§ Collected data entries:
[START]

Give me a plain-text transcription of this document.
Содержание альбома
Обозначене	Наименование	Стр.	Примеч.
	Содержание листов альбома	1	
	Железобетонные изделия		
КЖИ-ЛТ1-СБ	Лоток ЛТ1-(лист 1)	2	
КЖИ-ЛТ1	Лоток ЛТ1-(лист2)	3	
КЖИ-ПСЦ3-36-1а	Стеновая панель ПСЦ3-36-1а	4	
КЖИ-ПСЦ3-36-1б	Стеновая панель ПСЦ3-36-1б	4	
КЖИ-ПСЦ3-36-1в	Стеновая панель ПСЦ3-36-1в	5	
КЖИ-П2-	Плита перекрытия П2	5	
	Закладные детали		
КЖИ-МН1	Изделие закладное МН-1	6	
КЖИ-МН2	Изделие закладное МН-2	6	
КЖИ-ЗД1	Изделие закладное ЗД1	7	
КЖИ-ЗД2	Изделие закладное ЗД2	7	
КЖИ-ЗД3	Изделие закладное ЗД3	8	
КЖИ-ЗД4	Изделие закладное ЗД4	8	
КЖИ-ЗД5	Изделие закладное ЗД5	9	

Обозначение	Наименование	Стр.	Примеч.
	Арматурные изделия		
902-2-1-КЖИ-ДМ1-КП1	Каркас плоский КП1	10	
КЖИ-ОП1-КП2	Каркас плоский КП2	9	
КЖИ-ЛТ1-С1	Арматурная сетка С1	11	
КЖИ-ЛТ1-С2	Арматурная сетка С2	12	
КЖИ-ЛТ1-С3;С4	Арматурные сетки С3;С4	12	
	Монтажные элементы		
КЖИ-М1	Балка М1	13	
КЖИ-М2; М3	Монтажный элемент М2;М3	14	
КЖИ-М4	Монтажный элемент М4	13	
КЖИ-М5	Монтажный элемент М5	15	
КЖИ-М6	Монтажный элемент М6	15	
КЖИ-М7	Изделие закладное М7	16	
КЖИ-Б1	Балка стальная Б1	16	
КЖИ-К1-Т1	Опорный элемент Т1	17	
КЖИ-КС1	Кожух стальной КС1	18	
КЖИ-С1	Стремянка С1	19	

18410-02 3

[END]

§ Task: Without omitting anything, output the entries exactly.

§ Right answer:
Give me a plain-text transcription of this document.
Содержание альбома
Обозначене	Наименование	Стр.	Примеч.
	Содержание листов альбома	1	
	Железобетонные изделия		
КЖИ-ЛТ1-СБ	Лоток ЛТ1-(лист 1)	2	
КЖИ-ЛТ1	Лоток ЛТ1-(лист2)	3	
КЖИ-ПСЦ3-36-1а	Стеновая панель ПСЦ3-36-1а	4	
КЖИ-ПСЦ3-36-1б	Стеновая панель ПСЦ3-36-1б	4	
КЖИ-ПСЦ3-36-1в	Стеновая панель ПСЦ3-36-1в	5	
КЖИ-П2-	Плита перекрытия П2	5	
	Закладные детали		
КЖИ-МН1	Изделие закладное МН-1	6	
КЖИ-МН2	Изделие закладное МН-2	6	
КЖИ-ЗД1	Изделие закладное ЗД1	7	
КЖИ-ЗД2	Изделие закладное ЗД2	7	
КЖИ-ЗД3	Изделие закладное ЗД3	8	
КЖИ-ЗД4	Изделие закладное ЗД4	8	
КЖИ-ЗД5	Изделие закладное ЗД5	9	

Обозначение	Наименование	Стр.	Примеч.
	Арматурные изделия		
902-2-1-КЖИ-ДМ1-КП1	Каркас плоский КП1	10	
КЖИ-ОП1-КП2	Каркас плоский КП2	9	
КЖИ-ЛТ1-С1	Арматурная сетка С1	11	
КЖИ-ЛТ1-С2	Арматурная сетка С2	12	
КЖИ-ЛТ1-С3;С4	Арматурные сетки С3;С4	12	
	Монтажные элементы		
КЖИ-М1	Балка М1	13	
КЖИ-М2; М3	Монтажный элемент М2;М3	14	
КЖИ-М4	Монтажный элемент М4	13	
КЖИ-М5	Монтажный элемент М5	15	
КЖИ-М6	Монтажный элемент М6	15	
КЖИ-М7	Изделие закладное М7	16	
КЖИ-Б1	Балка стальная Б1	16	
КЖИ-К1-Т1	Опорный элемент Т1	17	
КЖИ-КС1	Кожух стальной КС1	18	
КЖИ-С1	Стремянка С1	19	

18410-02 3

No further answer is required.